=== RECORDS FOR THE EXERCISE ===
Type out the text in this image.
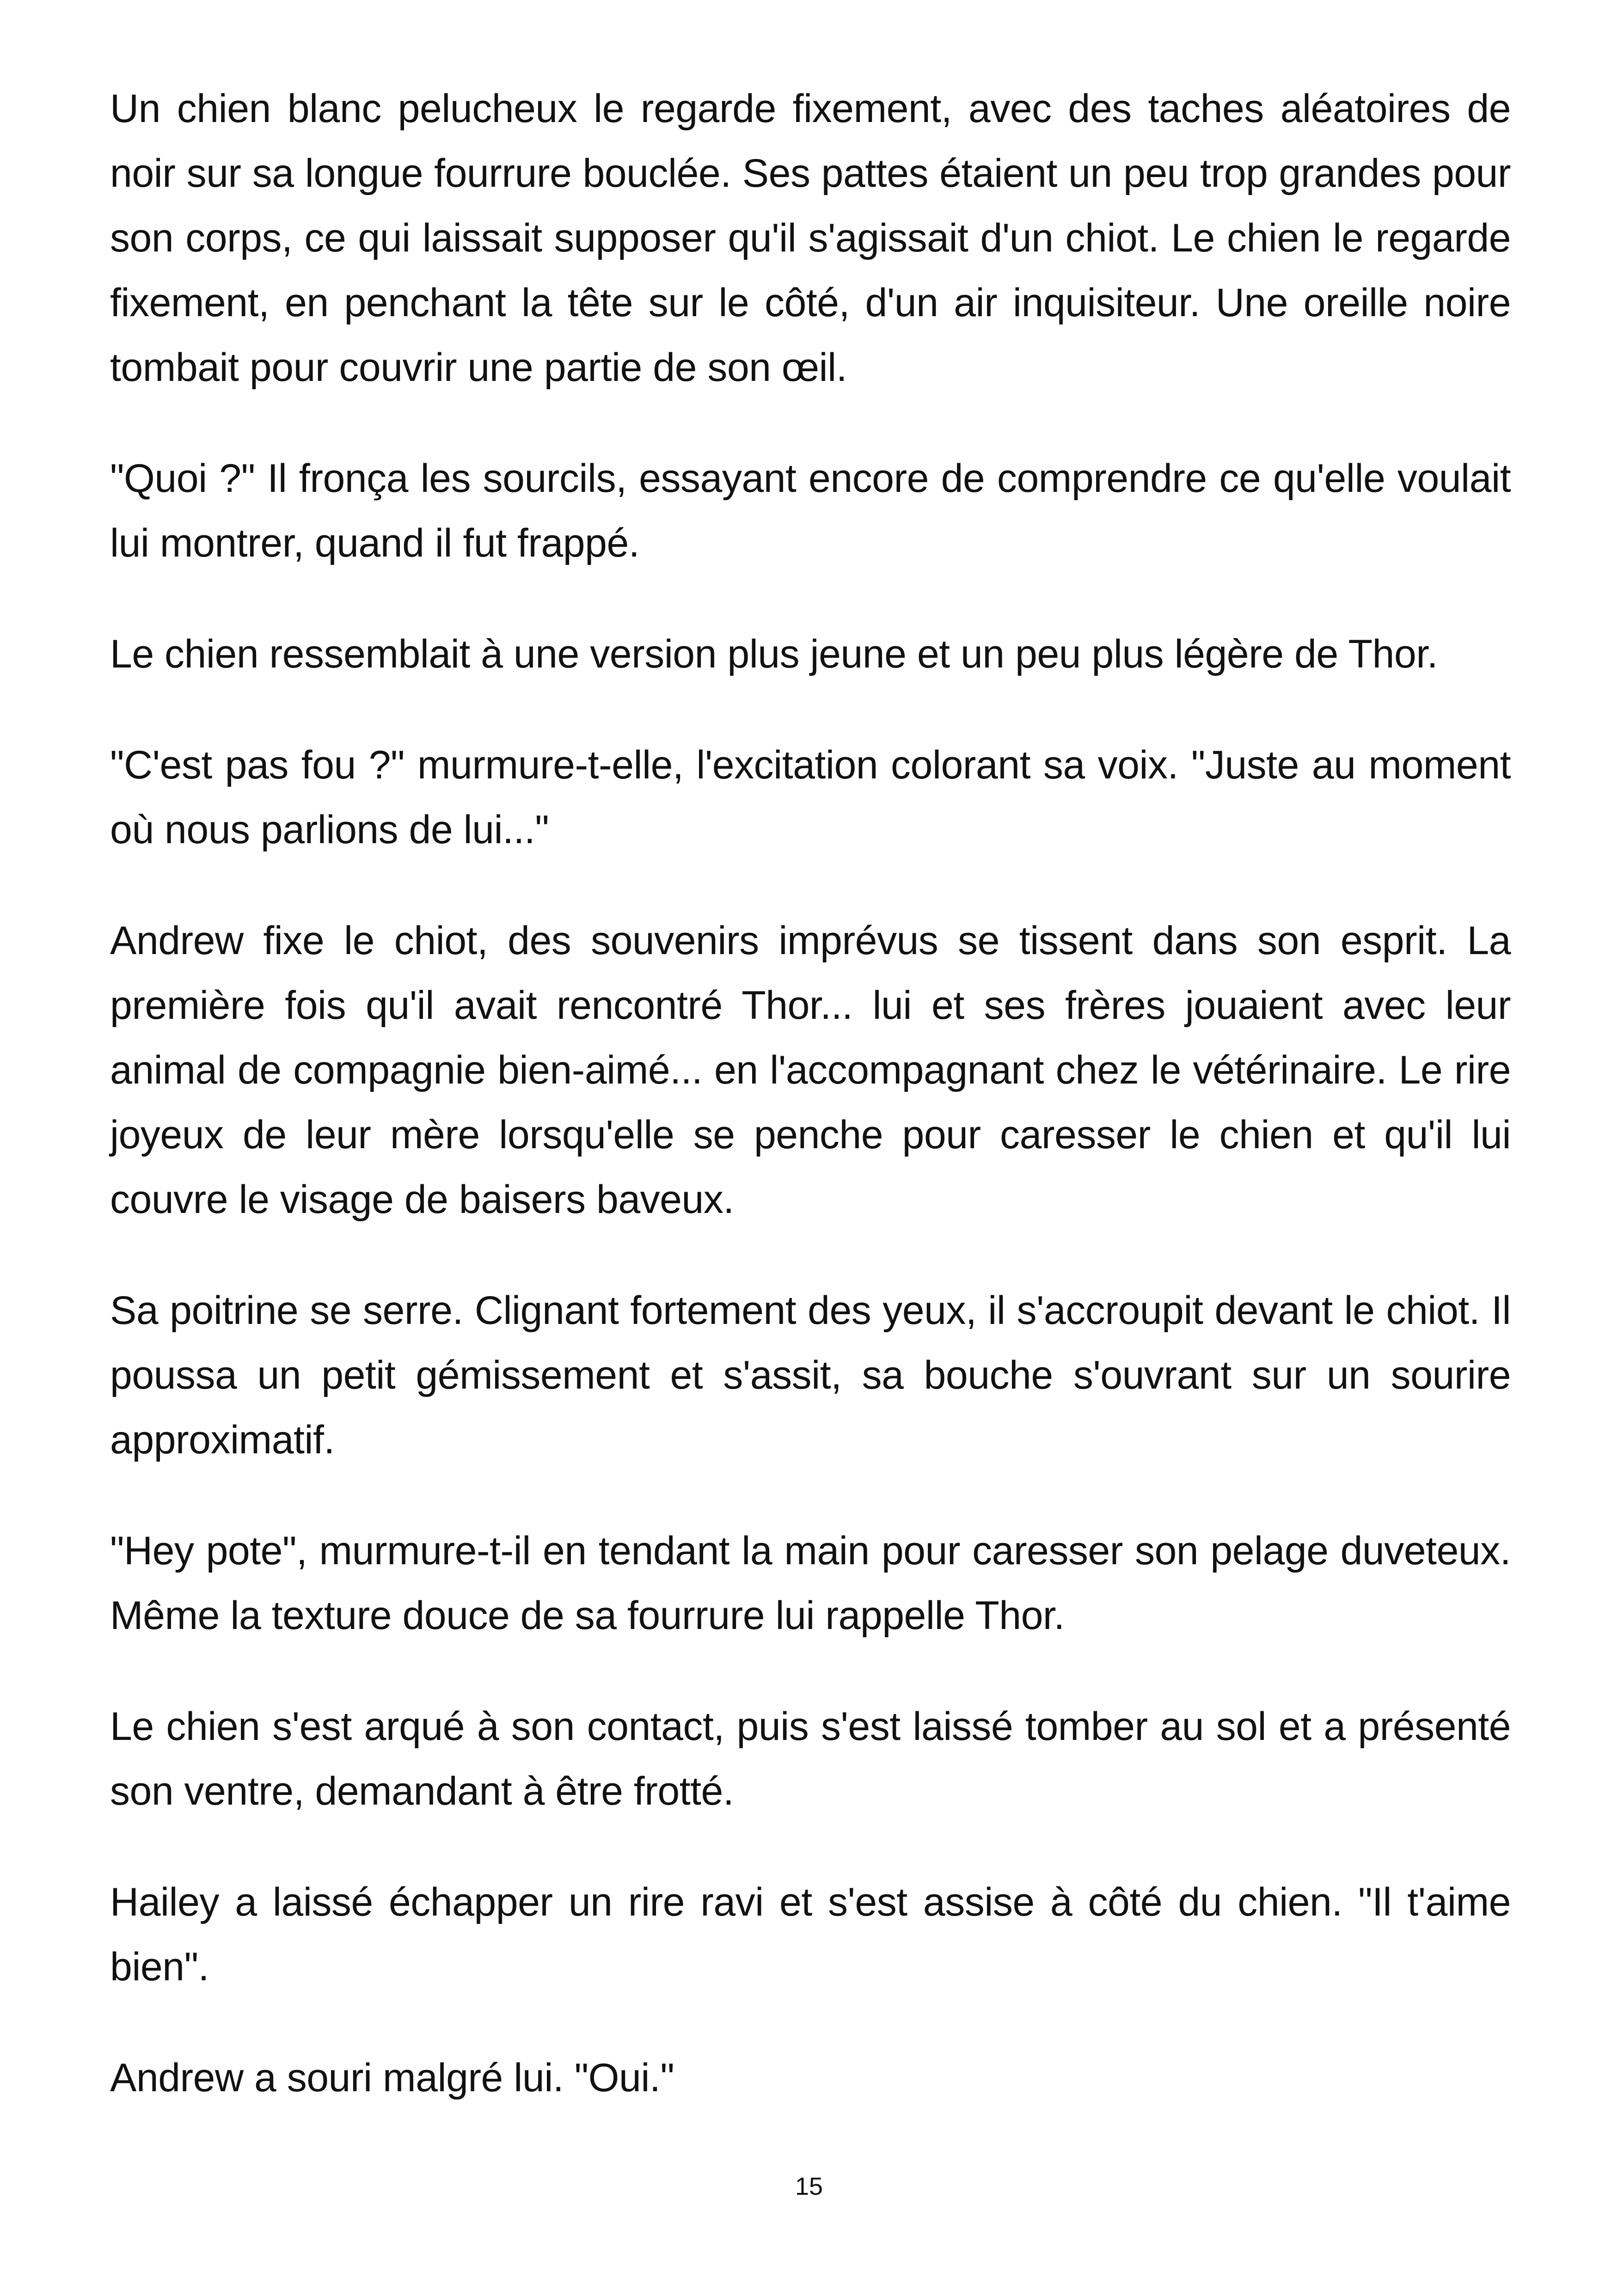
Un chien blanc pelucheux le regarde fixement, avec des taches aléatoires de noir sur sa longue fourrure bouclée. Ses pattes étaient un peu trop grandes pour son corps, ce qui laissait supposer qu'il s'agissait d'un chiot. Le chien le regarde fixement, en penchant la tête sur le côté, d'un air inquisiteur. Une oreille noire tombait pour couvrir une partie de son œil.

"Quoi ?" Il fronça les sourcils, essayant encore de comprendre ce qu'elle voulait lui montrer, quand il fut frappé.

Le chien ressemblait à une version plus jeune et un peu plus légère de Thor.

"C'est pas fou ?" murmure-t-elle, l'excitation colorant sa voix. "Juste au moment où nous parlions de lui..."

Andrew fixe le chiot, des souvenirs imprévus se tissent dans son esprit. La première fois qu'il avait rencontré Thor... lui et ses frères jouaient avec leur animal de compagnie bien-aimé... en l'accompagnant chez le vétérinaire. Le rire joyeux de leur mère lorsqu'elle se penche pour caresser le chien et qu'il lui couvre le visage de baisers baveux.

Sa poitrine se serre. Clignant fortement des yeux, il s'accroupit devant le chiot. Il poussa un petit gémissement et s'assit, sa bouche s'ouvrant sur un sourire approximatif.

"Hey pote", murmure-t-il en tendant la main pour caresser son pelage duveteux. Même la texture douce de sa fourrure lui rappelle Thor.

Le chien s'est arqué à son contact, puis s'est laissé tomber au sol et a présenté son ventre, demandant à être frotté.

Hailey a laissé échapper un rire ravi et s'est assise à côté du chien. "Il t'aime bien".

Andrew a souri malgré lui. "Oui."

15
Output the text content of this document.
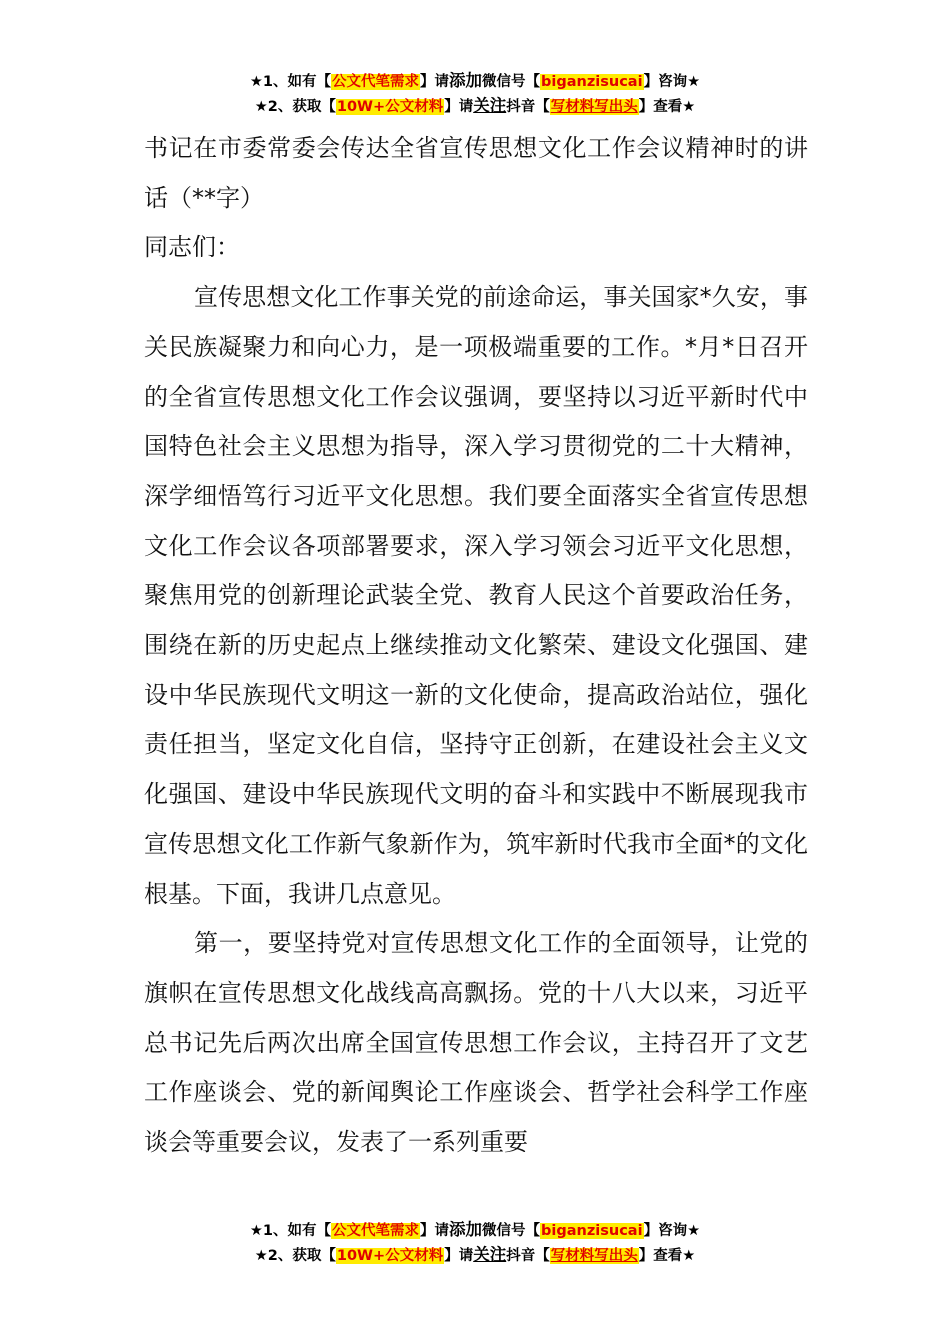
★1、如有【公文代笔需求】请添加微信号【biganzisucai】咨询★
★2、获取【10W+公文材料】请关注抖音【写材料写出头】查看★

书记在市委常委会传达全省宣传思想文化工作会议精神时的讲话（**字）

同志们：

宣传思想文化工作事关党的前途命运，事关国家*久安，事关民族凝聚力和向心力，是一项极端重要的工作。*月*日召开的全省宣传思想文化工作会议强调，要坚持以习近平新时代中国特色社会主义思想为指导，深入学习贯彻党的二十大精神，深学细悟笃行习近平文化思想。我们要全面落实全省宣传思想文化工作会议各项部署要求，深入学习领会习近平文化思想，聚焦用党的创新理论武装全党、教育人民这个首要政治任务，围绕在新的历史起点上继续推动文化繁荣、建设文化强国、建设中华民族现代文明这一新的文化使命，提高政治站位，强化责任担当，坚定文化自信，坚持守正创新，在建设社会主义文化强国、建设中华民族现代文明的奋斗和实践中不断展现我市宣传思想文化工作新气象新作为，筑牢新时代我市全面*的文化根基。下面，我讲几点意见。

第一，要坚持党对宣传思想文化工作的全面领导，让党的旗帜在宣传思想文化战线高高飘扬。党的十八大以来，习近平总书记先后两次出席全国宣传思想工作会议，主持召开了文艺工作座谈会、党的新闻舆论工作座谈会、哲学社会科学工作座谈会等重要会议，发表了一系列重要

★1、如有【公文代笔需求】请添加微信号【biganzisucai】咨询★
★2、获取【10W+公文材料】请关注抖音【写材料写出头】查看★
===
§ WORK INSTRUCTIONS
Count each line above in which the string "this" appears, then state only the total.

§ COMPLETED TASK
2